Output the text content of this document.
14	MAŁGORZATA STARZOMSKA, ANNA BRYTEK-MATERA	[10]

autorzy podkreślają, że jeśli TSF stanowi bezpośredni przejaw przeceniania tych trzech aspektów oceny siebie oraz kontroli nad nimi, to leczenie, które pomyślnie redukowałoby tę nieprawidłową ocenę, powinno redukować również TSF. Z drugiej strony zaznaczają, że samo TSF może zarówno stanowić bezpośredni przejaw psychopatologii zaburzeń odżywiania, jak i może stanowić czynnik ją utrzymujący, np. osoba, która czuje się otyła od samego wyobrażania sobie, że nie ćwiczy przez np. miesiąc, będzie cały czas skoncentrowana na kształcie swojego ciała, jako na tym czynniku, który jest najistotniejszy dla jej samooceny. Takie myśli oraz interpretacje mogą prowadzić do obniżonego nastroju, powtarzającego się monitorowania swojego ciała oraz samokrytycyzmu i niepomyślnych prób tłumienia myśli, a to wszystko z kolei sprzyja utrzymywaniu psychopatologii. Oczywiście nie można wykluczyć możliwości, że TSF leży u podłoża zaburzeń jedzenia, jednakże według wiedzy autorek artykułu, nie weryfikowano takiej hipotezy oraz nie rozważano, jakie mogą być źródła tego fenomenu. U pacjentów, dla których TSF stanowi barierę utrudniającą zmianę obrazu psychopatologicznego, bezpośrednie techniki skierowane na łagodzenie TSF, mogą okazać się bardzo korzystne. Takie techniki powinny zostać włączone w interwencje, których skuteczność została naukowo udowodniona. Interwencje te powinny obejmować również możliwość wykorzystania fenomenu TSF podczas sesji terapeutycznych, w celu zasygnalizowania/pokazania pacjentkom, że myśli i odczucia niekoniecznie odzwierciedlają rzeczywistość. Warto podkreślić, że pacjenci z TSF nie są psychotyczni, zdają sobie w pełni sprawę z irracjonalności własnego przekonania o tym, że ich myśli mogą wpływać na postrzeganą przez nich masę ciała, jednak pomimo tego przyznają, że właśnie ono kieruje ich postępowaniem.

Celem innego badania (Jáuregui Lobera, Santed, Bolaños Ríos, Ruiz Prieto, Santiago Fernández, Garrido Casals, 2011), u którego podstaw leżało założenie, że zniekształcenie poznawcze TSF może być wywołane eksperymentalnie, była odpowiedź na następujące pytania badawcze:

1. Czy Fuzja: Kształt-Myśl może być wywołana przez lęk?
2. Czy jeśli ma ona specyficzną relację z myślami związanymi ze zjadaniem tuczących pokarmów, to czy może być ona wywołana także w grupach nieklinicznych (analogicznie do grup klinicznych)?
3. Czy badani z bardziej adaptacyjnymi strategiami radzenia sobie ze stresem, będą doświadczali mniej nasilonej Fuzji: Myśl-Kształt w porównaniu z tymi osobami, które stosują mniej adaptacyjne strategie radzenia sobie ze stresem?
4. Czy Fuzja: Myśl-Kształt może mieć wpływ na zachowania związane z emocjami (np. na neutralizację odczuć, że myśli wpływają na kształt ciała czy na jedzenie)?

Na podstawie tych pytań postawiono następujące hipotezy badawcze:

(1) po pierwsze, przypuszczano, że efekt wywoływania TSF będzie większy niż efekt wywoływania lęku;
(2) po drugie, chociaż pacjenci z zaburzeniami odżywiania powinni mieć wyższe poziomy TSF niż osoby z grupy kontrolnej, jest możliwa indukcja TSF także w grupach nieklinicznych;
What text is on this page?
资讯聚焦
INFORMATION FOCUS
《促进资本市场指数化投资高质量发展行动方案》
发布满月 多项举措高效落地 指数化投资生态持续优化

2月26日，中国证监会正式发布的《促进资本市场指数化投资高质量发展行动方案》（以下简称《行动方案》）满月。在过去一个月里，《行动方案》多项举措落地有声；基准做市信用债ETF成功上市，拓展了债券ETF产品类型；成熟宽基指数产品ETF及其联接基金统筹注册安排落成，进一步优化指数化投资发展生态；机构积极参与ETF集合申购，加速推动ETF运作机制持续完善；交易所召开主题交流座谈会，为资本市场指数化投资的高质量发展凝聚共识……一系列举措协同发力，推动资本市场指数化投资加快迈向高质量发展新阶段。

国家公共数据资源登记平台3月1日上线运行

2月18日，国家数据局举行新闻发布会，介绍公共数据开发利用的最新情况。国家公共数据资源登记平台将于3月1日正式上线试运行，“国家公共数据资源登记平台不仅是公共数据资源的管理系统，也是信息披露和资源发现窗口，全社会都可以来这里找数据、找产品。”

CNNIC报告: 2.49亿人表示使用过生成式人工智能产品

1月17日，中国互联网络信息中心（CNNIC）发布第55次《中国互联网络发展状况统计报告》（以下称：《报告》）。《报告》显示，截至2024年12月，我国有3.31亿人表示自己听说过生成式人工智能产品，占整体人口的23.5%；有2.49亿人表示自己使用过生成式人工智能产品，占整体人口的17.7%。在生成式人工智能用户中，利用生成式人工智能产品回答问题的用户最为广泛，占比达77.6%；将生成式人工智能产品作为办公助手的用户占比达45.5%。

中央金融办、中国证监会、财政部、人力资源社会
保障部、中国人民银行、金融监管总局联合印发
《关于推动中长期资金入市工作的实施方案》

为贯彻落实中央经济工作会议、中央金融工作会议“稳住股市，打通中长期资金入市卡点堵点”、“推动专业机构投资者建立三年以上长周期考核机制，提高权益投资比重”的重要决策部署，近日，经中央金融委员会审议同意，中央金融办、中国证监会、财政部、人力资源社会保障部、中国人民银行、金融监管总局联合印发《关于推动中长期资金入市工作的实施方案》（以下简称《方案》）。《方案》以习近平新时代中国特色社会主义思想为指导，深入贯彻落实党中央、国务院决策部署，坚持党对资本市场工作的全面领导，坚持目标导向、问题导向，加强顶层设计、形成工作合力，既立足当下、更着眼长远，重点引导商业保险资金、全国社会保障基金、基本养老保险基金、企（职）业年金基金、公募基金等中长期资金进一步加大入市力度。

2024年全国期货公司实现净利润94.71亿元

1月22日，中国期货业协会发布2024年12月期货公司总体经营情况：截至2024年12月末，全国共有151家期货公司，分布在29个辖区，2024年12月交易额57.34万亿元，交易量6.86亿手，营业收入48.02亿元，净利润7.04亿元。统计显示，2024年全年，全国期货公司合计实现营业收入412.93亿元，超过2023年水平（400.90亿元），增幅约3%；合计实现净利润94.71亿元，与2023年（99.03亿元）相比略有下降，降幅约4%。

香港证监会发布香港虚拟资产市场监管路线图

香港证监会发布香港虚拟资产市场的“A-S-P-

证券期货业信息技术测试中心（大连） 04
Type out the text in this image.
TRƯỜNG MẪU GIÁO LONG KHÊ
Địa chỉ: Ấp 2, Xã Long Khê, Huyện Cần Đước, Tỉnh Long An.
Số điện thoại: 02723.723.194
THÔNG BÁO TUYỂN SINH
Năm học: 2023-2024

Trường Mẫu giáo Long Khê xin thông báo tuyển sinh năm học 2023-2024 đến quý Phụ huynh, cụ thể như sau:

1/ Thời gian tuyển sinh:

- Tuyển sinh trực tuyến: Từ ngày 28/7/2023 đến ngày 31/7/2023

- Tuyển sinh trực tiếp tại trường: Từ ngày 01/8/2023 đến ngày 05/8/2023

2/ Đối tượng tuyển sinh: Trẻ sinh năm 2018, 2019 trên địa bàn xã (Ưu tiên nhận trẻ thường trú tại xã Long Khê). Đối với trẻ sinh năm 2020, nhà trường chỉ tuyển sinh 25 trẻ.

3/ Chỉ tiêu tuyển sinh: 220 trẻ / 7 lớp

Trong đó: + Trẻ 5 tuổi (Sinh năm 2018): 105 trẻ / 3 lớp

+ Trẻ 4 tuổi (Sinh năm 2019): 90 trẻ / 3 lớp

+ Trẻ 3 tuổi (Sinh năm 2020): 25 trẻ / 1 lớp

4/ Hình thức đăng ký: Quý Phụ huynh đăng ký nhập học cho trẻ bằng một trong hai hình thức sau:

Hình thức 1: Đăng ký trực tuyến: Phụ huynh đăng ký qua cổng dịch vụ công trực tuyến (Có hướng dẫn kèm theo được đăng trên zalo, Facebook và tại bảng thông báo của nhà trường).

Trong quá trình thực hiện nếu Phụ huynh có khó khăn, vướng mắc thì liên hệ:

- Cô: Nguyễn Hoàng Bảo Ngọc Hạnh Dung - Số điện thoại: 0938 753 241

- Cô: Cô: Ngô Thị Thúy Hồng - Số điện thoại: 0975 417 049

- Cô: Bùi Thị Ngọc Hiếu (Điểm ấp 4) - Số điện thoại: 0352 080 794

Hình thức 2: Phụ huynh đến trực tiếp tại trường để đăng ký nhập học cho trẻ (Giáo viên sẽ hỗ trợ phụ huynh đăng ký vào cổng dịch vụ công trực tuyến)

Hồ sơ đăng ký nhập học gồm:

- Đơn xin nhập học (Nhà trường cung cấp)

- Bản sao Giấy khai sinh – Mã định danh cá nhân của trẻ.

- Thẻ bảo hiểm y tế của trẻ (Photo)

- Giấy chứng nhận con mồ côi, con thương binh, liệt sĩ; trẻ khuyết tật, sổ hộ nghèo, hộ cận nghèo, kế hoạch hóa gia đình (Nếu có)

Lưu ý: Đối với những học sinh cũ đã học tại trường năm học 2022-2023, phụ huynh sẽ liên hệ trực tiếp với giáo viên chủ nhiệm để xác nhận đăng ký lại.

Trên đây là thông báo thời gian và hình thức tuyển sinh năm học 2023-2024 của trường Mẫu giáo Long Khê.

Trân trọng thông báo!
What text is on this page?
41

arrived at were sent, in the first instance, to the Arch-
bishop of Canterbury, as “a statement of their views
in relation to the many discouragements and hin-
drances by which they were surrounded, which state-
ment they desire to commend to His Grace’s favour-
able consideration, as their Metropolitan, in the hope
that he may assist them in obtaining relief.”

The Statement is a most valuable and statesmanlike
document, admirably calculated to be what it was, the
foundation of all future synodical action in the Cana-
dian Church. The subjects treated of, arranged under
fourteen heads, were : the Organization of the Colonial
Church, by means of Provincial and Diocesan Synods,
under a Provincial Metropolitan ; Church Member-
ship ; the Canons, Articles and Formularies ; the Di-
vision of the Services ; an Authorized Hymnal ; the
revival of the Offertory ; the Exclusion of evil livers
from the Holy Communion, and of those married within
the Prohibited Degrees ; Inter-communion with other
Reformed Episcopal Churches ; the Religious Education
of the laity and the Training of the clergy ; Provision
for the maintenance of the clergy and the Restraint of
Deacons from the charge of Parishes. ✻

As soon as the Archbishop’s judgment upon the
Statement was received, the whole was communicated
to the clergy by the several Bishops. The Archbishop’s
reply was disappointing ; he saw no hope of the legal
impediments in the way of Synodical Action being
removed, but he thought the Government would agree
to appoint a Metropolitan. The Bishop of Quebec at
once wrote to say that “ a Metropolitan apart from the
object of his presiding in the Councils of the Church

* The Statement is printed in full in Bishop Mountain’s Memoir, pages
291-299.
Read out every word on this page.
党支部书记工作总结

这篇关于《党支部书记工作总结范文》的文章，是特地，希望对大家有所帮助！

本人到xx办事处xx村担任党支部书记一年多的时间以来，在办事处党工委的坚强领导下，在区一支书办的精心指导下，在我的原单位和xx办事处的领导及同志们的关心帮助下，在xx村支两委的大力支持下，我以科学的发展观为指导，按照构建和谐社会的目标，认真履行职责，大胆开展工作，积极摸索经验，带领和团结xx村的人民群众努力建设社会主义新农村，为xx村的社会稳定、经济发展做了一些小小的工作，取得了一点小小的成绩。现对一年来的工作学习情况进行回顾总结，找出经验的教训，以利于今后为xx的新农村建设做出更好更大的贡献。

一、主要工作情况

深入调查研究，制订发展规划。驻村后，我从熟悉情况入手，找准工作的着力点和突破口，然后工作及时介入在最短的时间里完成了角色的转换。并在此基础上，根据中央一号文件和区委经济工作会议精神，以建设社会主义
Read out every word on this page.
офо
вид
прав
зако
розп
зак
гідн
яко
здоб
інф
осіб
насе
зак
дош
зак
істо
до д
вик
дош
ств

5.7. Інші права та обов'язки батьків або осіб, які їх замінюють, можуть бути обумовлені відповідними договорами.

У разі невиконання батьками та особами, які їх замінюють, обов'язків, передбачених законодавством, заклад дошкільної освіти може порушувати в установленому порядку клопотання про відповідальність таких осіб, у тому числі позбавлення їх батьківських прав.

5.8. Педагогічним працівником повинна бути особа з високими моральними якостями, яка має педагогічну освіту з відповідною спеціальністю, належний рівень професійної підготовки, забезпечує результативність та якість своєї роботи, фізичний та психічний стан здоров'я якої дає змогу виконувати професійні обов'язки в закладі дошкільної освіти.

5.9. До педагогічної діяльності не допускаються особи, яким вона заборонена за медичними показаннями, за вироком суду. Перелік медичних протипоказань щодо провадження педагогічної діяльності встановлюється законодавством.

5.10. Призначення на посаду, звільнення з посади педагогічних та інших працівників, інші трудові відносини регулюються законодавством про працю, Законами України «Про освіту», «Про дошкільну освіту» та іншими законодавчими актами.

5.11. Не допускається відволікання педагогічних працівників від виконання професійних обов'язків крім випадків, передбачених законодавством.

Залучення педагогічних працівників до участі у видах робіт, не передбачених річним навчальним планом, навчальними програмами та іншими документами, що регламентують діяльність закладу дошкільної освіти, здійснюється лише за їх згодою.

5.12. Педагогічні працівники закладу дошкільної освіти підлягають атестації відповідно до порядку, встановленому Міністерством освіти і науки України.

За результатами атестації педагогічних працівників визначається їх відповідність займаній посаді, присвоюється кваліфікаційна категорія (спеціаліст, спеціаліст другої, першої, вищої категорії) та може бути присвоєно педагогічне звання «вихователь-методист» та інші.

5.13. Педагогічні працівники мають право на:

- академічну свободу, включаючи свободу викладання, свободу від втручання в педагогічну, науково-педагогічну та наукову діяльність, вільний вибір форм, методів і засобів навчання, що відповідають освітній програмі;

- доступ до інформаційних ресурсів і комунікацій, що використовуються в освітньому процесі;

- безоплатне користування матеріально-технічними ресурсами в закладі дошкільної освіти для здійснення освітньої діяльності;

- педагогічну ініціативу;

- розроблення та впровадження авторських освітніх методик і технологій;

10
· · · · · · ·
[Direction] For each line of the listing that holds the word "hope", show that line.

[Solution for this task]
able consideration, as their Metropolitan, in the hope
reply was disappointing ; he saw no hope of the legal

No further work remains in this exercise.